>>>
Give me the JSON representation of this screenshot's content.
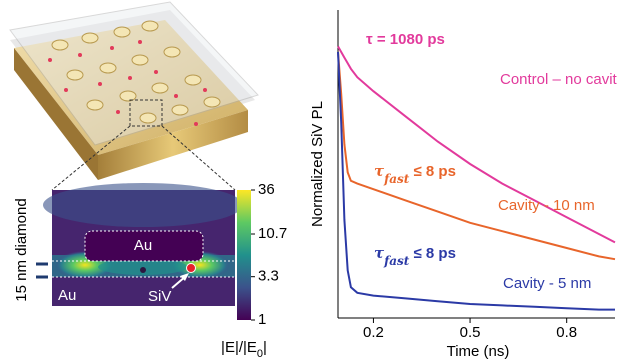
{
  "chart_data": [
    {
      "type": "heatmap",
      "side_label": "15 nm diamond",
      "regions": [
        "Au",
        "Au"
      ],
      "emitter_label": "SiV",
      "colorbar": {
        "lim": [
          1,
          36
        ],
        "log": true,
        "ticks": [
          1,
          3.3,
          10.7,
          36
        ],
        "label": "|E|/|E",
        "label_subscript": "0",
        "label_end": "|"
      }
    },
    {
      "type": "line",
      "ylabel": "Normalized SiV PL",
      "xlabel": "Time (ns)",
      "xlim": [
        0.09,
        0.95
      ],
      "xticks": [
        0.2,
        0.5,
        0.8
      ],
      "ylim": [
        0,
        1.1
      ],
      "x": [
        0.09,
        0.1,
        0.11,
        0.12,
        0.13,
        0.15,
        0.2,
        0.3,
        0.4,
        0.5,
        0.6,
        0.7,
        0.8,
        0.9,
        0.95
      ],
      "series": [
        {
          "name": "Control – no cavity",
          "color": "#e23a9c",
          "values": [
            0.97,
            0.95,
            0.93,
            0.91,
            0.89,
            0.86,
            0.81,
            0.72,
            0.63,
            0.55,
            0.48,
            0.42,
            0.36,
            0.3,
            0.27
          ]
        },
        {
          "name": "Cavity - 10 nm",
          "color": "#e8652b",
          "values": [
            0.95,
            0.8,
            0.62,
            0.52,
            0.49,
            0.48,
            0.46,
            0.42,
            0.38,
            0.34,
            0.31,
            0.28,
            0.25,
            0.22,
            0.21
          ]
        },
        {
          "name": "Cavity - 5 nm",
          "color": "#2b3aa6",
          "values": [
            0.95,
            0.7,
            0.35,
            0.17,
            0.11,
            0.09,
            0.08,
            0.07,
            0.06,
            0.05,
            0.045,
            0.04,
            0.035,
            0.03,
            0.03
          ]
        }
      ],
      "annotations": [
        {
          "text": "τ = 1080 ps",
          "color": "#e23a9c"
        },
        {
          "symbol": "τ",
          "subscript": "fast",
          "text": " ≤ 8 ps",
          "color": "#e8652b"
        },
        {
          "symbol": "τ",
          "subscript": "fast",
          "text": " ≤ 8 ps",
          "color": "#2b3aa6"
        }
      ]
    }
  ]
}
<<<
Write the full listing out again with every line unchanged, but include no pictures.

§ **EXPECTED OUTPUT**:
Give me the JSON representation of this screenshot's content.
{
  "chart_data": [
    {
      "type": "heatmap",
      "side_label": "15 nm diamond",
      "regions": [
        "Au",
        "Au"
      ],
      "emitter_label": "SiV",
      "colorbar": {
        "lim": [
          1,
          36
        ],
        "log": true,
        "ticks": [
          1,
          3.3,
          10.7,
          36
        ],
        "label": "|E|/|E",
        "label_subscript": "0",
        "label_end": "|"
      }
    },
    {
      "type": "line",
      "ylabel": "Normalized SiV PL",
      "xlabel": "Time (ns)",
      "xlim": [
        0.09,
        0.95
      ],
      "xticks": [
        0.2,
        0.5,
        0.8
      ],
      "ylim": [
        0,
        1.1
      ],
      "x": [
        0.09,
        0.1,
        0.11,
        0.12,
        0.13,
        0.15,
        0.2,
        0.3,
        0.4,
        0.5,
        0.6,
        0.7,
        0.8,
        0.9,
        0.95
      ],
      "series": [
        {
          "name": "Control – no cavity",
          "color": "#e23a9c",
          "values": [
            0.97,
            0.95,
            0.93,
            0.91,
            0.89,
            0.86,
            0.81,
            0.72,
            0.63,
            0.55,
            0.48,
            0.42,
            0.36,
            0.3,
            0.27
          ]
        },
        {
          "name": "Cavity - 10 nm",
          "color": "#e8652b",
          "values": [
            0.95,
            0.8,
            0.62,
            0.52,
            0.49,
            0.48,
            0.46,
            0.42,
            0.38,
            0.34,
            0.31,
            0.28,
            0.25,
            0.22,
            0.21
          ]
        },
        {
          "name": "Cavity - 5 nm",
          "color": "#2b3aa6",
          "values": [
            0.95,
            0.7,
            0.35,
            0.17,
            0.11,
            0.09,
            0.08,
            0.07,
            0.06,
            0.05,
            0.045,
            0.04,
            0.035,
            0.03,
            0.03
          ]
        }
      ],
      "annotations": [
        {
          "text": "τ = 1080 ps",
          "color": "#e23a9c"
        },
        {
          "symbol": "τ",
          "subscript": "fast",
          "text": " ≤ 8 ps",
          "color": "#e8652b"
        },
        {
          "symbol": "τ",
          "subscript": "fast",
          "text": " ≤ 8 ps",
          "color": "#2b3aa6"
        }
      ]
    }
  ]
}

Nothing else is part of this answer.